BRIEF. From the entries below, count the lines with "data". Write only the count.
***** MATERIAL TO PROCESS *****
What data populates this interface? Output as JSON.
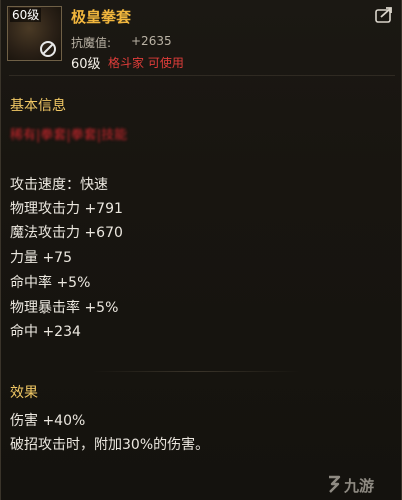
{
  "item": {
    "level_badge": "60级",
    "name": "极皇拳套",
    "resist_label": "抗魔值:",
    "resist_value": "+2635",
    "req_level": "60级",
    "req_class": "格斗家 可使用"
  },
  "basic": {
    "title": "基本信息",
    "blurred_text": "稀有|拳套|拳套|技能",
    "stats": [
      "攻击速度：快速",
      "物理攻击力 +791",
      "魔法攻击力 +670",
      "力量 +75",
      "命中率 +5%",
      "物理暴击率 +5%",
      "命中 +234"
    ]
  },
  "effect": {
    "title": "效果",
    "lines": [
      "伤害 +40%",
      "破招攻击时，附加30%的伤害。"
    ]
  },
  "watermark": {
    "text": "九游"
  },
  "icons": {
    "item": "knuckle-gauntlet-icon",
    "restriction": "no-entry-icon",
    "share": "share-icon",
    "watermark_logo": "jiuyou-logo"
  },
  "colors": {
    "name": "#f1b63d",
    "section_title": "#f1c865",
    "class_restriction": "#e03d3a",
    "stat_text": "#ebe7df"
  }
}
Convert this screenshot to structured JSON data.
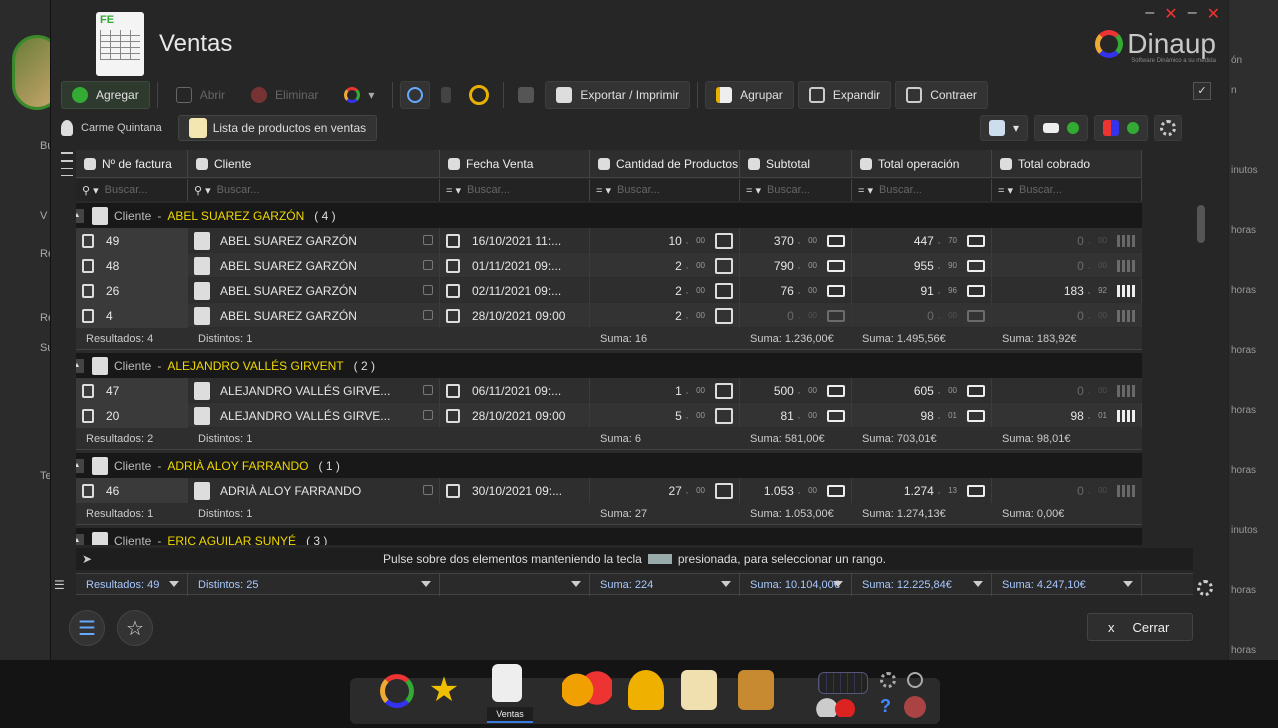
{
  "window": {
    "title": "Ventas",
    "logo": "Dinaup",
    "logo_sub": "Software Dinámico a su medida",
    "close_glyph": "x"
  },
  "toolbar": {
    "add": "Agregar",
    "open": "Abrir",
    "delete": "Eliminar",
    "export": "Exportar / Imprimir",
    "group": "Agrupar",
    "expand": "Expandir",
    "collapse": "Contraer"
  },
  "context": {
    "user": "Carme Quintana",
    "list": "Lista de productos en ventas"
  },
  "columns": [
    "Nº de factura",
    "Cliente",
    "Fecha Venta",
    "Cantidad de Productos",
    "Subtotal",
    "Total operación",
    "Total cobrado"
  ],
  "filter_placeholder": "Buscar...",
  "group_label": "Cliente",
  "groups": [
    {
      "name": "ABEL SUAREZ GARZÓN",
      "count": "( 4 )",
      "rows": [
        {
          "n": "49",
          "c": "ABEL SUAREZ GARZÓN",
          "d": "16/10/2021 11:...",
          "q": "10",
          "qd": "00",
          "s": "370",
          "sd": "00",
          "t": "447",
          "td": "70",
          "p": "0",
          "pd": "00"
        },
        {
          "n": "48",
          "c": "ABEL SUAREZ GARZÓN",
          "d": "01/11/2021 09:...",
          "q": "2",
          "qd": "00",
          "s": "790",
          "sd": "00",
          "t": "955",
          "td": "90",
          "p": "0",
          "pd": "00"
        },
        {
          "n": "26",
          "c": "ABEL SUAREZ GARZÓN",
          "d": "02/11/2021 09:...",
          "q": "2",
          "qd": "00",
          "s": "76",
          "sd": "00",
          "t": "91",
          "td": "96",
          "p": "183",
          "pd": "92"
        },
        {
          "n": "4",
          "c": "ABEL SUAREZ GARZÓN",
          "d": "28/10/2021 09:00",
          "q": "2",
          "qd": "00",
          "s": "0",
          "sd": "00",
          "t": "0",
          "td": "00",
          "p": "0",
          "pd": "00"
        }
      ],
      "sum": {
        "res": "Resultados: 4",
        "dis": "Distintos: 1",
        "q": "Suma: 16",
        "s": "Suma: 1.236,00€",
        "t": "Suma: 1.495,56€",
        "p": "Suma: 183,92€"
      }
    },
    {
      "name": "ALEJANDRO VALLÉS GIRVENT",
      "count": "( 2 )",
      "rows": [
        {
          "n": "47",
          "c": "ALEJANDRO VALLÉS GIRVE...",
          "d": "06/11/2021 09:...",
          "q": "1",
          "qd": "00",
          "s": "500",
          "sd": "00",
          "t": "605",
          "td": "00",
          "p": "0",
          "pd": "00"
        },
        {
          "n": "20",
          "c": "ALEJANDRO VALLÉS GIRVE...",
          "d": "28/10/2021 09:00",
          "q": "5",
          "qd": "00",
          "s": "81",
          "sd": "00",
          "t": "98",
          "td": "01",
          "p": "98",
          "pd": "01"
        }
      ],
      "sum": {
        "res": "Resultados: 2",
        "dis": "Distintos: 1",
        "q": "Suma: 6",
        "s": "Suma: 581,00€",
        "t": "Suma: 703,01€",
        "p": "Suma: 98,01€"
      }
    },
    {
      "name": "ADRIÀ ALOY FARRANDO",
      "count": "( 1 )",
      "rows": [
        {
          "n": "46",
          "c": "ADRIÀ ALOY FARRANDO",
          "d": "30/10/2021 09:...",
          "q": "27",
          "qd": "00",
          "s": "1.053",
          "sd": "00",
          "t": "1.274",
          "td": "13",
          "p": "0",
          "pd": "00"
        }
      ],
      "sum": {
        "res": "Resultados: 1",
        "dis": "Distintos: 1",
        "q": "Suma: 27",
        "s": "Suma: 1.053,00€",
        "t": "Suma: 1.274,13€",
        "p": "Suma: 0,00€"
      }
    },
    {
      "name": "ERIC AGUILAR SUNYÉ",
      "count": "( 3 )",
      "rows": [],
      "sum": null
    }
  ],
  "hint": {
    "before": "Pulse sobre dos elementos manteniendo la tecla",
    "after": "presionada, para seleccionar un rango."
  },
  "footer": {
    "res": "Resultados: 49",
    "dis": "Distintos: 25",
    "q": "Suma: 224",
    "s": "Suma: 10.104,00€",
    "t": "Suma: 12.225,84€",
    "p": "Suma: 4.247,10€"
  },
  "close": "Cerrar",
  "dock_label": "Ventas",
  "left_labels": [
    "Bu",
    "V",
    "Re",
    "Re",
    "Su",
    "Te"
  ],
  "right_labels": [
    "ón",
    "n",
    "inutos",
    "horas",
    "horas",
    "horas",
    "horas",
    "horas",
    "inutos",
    "horas",
    "horas"
  ]
}
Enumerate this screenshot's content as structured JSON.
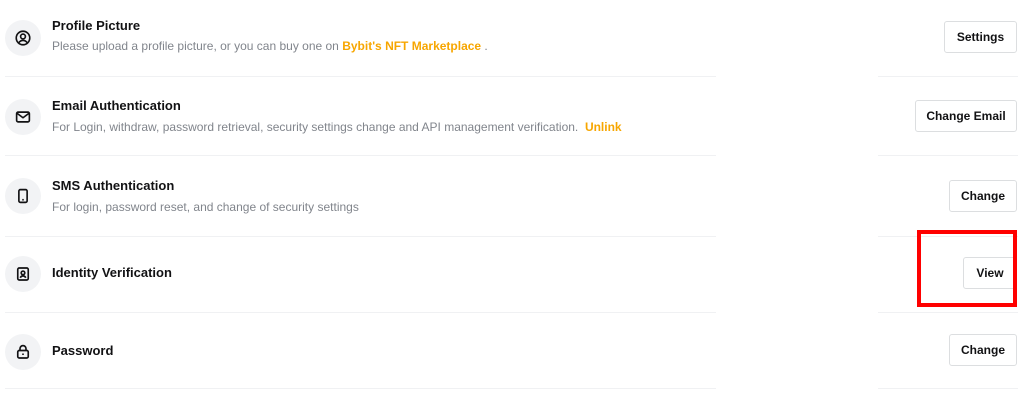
{
  "rows": [
    {
      "title": "Profile Picture",
      "desc_prefix": "Please upload a profile picture, or you can buy one on ",
      "desc_link": "Bybit's NFT Marketplace",
      "desc_suffix": " .",
      "button": "Settings",
      "icon": "user-circle-icon"
    },
    {
      "title": "Email Authentication",
      "desc_prefix": "For Login, withdraw, password retrieval, security settings change and API management verification.",
      "desc_link": "Unlink",
      "button": "Change Email",
      "icon": "envelope-icon"
    },
    {
      "title": "SMS Authentication",
      "desc_prefix": "For login, password reset, and change of security settings",
      "button": "Change",
      "icon": "phone-icon"
    },
    {
      "title": "Identity Verification",
      "button": "View",
      "icon": "id-badge-icon"
    },
    {
      "title": "Password",
      "button": "Change",
      "icon": "lock-icon"
    }
  ],
  "colors": {
    "accent": "#f7a600",
    "highlight": "#ff0000",
    "muted_text": "#81858c",
    "icon_bg": "#f2f3f5"
  }
}
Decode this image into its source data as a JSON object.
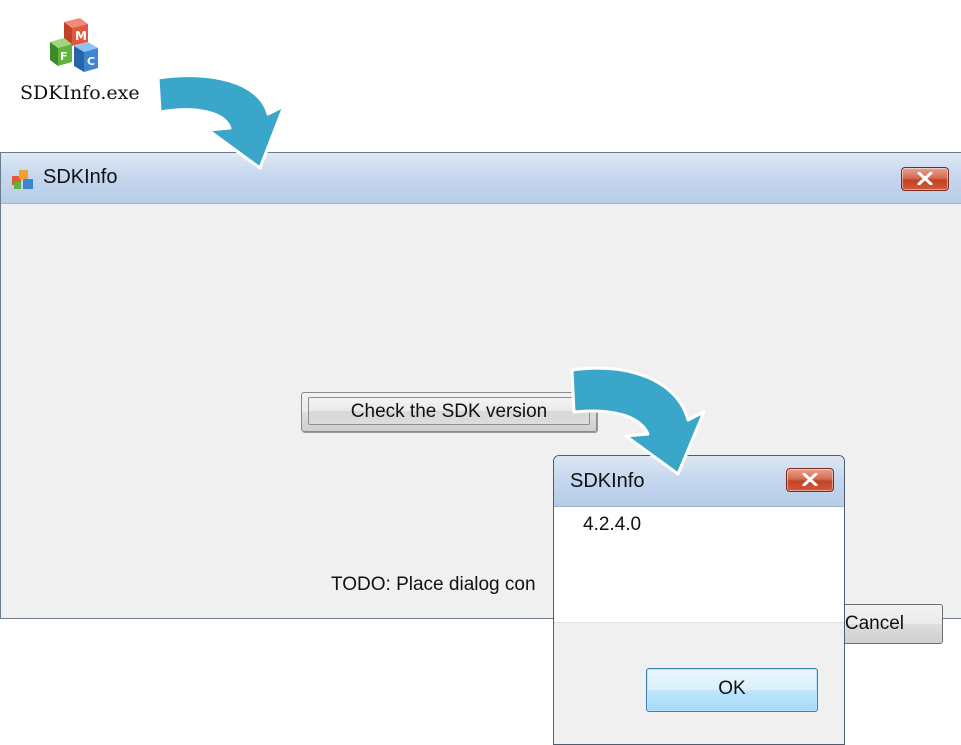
{
  "desktop_icon": {
    "label": "SDKInfo.exe",
    "icon": "mfc-app-icon"
  },
  "main_window": {
    "title": "SDKInfo",
    "icon": "app-icon",
    "check_button_label": "Check the SDK version",
    "todo_text": "TODO: Place dialog con",
    "cancel_button_label": "Cancel"
  },
  "message_box": {
    "title": "SDKInfo",
    "message": "4.2.4.0",
    "ok_button_label": "OK"
  },
  "colors": {
    "arrow": "#3aa6c9",
    "titlebar": "#c6d7ee",
    "close_button": "#c24325",
    "ok_button": "#bee6fd"
  }
}
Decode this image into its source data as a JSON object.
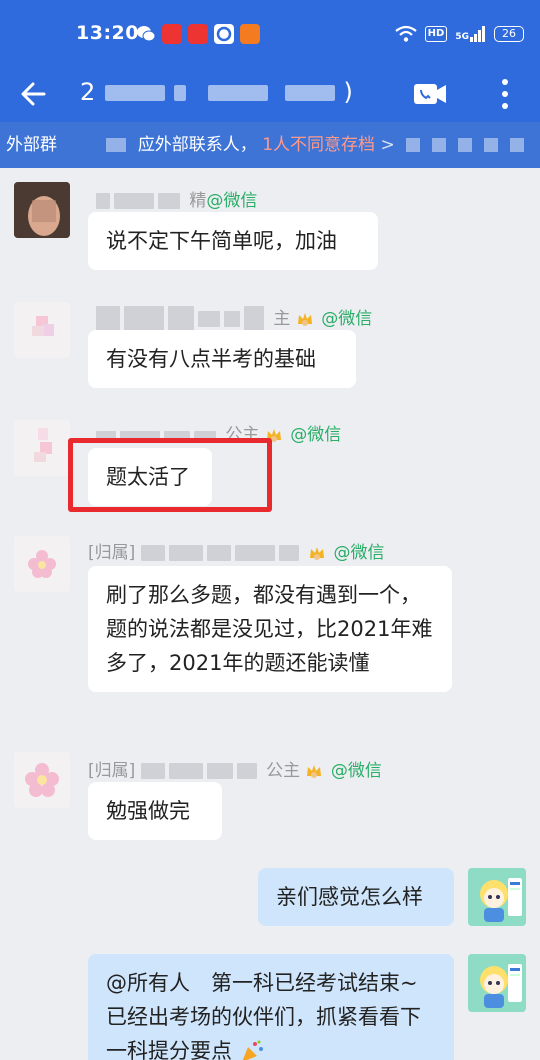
{
  "status_bar": {
    "time": "13:20",
    "hd_label": "HD",
    "signal_label": "5G",
    "battery": "26"
  },
  "header": {
    "title_visible": "2",
    "title_tail": ")",
    "accent_color": "#2f6bdc"
  },
  "notice": {
    "group_label": "外部群",
    "middle_text": "应外部联系人，",
    "warning_text": "1人不同意存档",
    "chevron": ">"
  },
  "messages": [
    {
      "side": "left",
      "sender_visible": "精",
      "suffix": "@微信",
      "has_crown": false,
      "text": "说不定下午简单呢，加油"
    },
    {
      "side": "left",
      "sender_visible": "主",
      "suffix": "@微信",
      "has_crown": true,
      "text": "有没有八点半考的基础"
    },
    {
      "side": "left",
      "sender_visible": "公主",
      "suffix": "@微信",
      "has_crown": true,
      "text": "题太活了"
    },
    {
      "side": "left",
      "sender_visible": "[归属]",
      "suffix": "@微信",
      "has_crown": true,
      "text": "刷了那么多题，都没有遇到一个，题的说法都是没见过，比2021年难多了，2021年的题还能读懂"
    },
    {
      "side": "left",
      "sender_visible": "[归属]",
      "sender_tail": "公主",
      "suffix": "@微信",
      "has_crown": true,
      "text": "勉强做完"
    },
    {
      "side": "right",
      "text": "亲们感觉怎么样"
    },
    {
      "side": "right",
      "text": "@所有人　第一科已经考试结束~已经出考场的伙伴们，抓紧看看下一科提分要点"
    }
  ]
}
*****
WRITTEN SOLUTION. 4